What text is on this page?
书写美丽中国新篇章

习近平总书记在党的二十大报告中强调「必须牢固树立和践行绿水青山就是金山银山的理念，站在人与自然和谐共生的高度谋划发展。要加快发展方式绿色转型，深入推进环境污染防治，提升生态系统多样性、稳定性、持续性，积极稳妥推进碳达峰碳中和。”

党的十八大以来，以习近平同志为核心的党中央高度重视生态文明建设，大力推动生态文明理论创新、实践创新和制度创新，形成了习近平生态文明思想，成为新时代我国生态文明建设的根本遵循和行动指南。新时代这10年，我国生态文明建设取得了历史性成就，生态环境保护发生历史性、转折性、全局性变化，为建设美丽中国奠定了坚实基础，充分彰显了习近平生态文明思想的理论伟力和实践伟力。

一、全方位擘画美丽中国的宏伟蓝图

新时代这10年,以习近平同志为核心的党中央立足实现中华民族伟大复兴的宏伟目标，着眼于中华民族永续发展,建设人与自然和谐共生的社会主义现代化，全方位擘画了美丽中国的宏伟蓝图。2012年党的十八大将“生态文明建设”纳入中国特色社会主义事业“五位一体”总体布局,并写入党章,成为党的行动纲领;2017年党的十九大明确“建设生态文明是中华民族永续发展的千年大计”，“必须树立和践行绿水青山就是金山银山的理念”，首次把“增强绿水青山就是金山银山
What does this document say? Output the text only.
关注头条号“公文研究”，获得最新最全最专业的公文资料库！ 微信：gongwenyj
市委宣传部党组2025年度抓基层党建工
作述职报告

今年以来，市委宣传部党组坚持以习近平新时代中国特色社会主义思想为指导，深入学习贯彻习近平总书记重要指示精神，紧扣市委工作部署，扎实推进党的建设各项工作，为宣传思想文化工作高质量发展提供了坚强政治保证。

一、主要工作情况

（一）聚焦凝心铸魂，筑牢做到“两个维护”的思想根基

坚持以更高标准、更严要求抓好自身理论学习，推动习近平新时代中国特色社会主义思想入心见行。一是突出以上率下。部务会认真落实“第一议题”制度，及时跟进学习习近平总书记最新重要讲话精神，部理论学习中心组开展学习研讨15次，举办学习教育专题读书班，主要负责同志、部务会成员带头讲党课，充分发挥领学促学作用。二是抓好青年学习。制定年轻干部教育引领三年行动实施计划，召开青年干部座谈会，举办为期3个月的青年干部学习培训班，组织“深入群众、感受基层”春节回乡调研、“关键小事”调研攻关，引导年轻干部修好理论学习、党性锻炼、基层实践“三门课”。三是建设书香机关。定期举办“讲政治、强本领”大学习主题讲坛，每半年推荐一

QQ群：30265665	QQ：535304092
§ §
# Objective:
Give again only the lines starting at the one that contains "What does this" and running to the end of the data.

# Finished task:
What does this document say? Output the text only.
关注头条号“公文研究”，获得最新最全最专业的公文资料库！ 微信：gongwenyj
市委宣传部党组2025年度抓基层党建工
作述职报告

今年以来，市委宣传部党组坚持以习近平新时代中国特色社会主义思想为指导，深入学习贯彻习近平总书记重要指示精神，紧扣市委工作部署，扎实推进党的建设各项工作，为宣传思想文化工作高质量发展提供了坚强政治保证。

一、主要工作情况

（一）聚焦凝心铸魂，筑牢做到“两个维护”的思想根基

坚持以更高标准、更严要求抓好自身理论学习，推动习近平新时代中国特色社会主义思想入心见行。一是突出以上率下。部务会认真落实“第一议题”制度，及时跟进学习习近平总书记最新重要讲话精神，部理论学习中心组开展学习研讨15次，举办学习教育专题读书班，主要负责同志、部务会成员带头讲党课，充分发挥领学促学作用。二是抓好青年学习。制定年轻干部教育引领三年行动实施计划，召开青年干部座谈会，举办为期3个月的青年干部学习培训班，组织“深入群众、感受基层”春节回乡调研、“关键小事”调研攻关，引导年轻干部修好理论学习、党性锻炼、基层实践“三门课”。三是建设书香机关。定期举办“讲政治、强本领”大学习主题讲坛，每半年推荐一

QQ群：30265665	QQ：535304092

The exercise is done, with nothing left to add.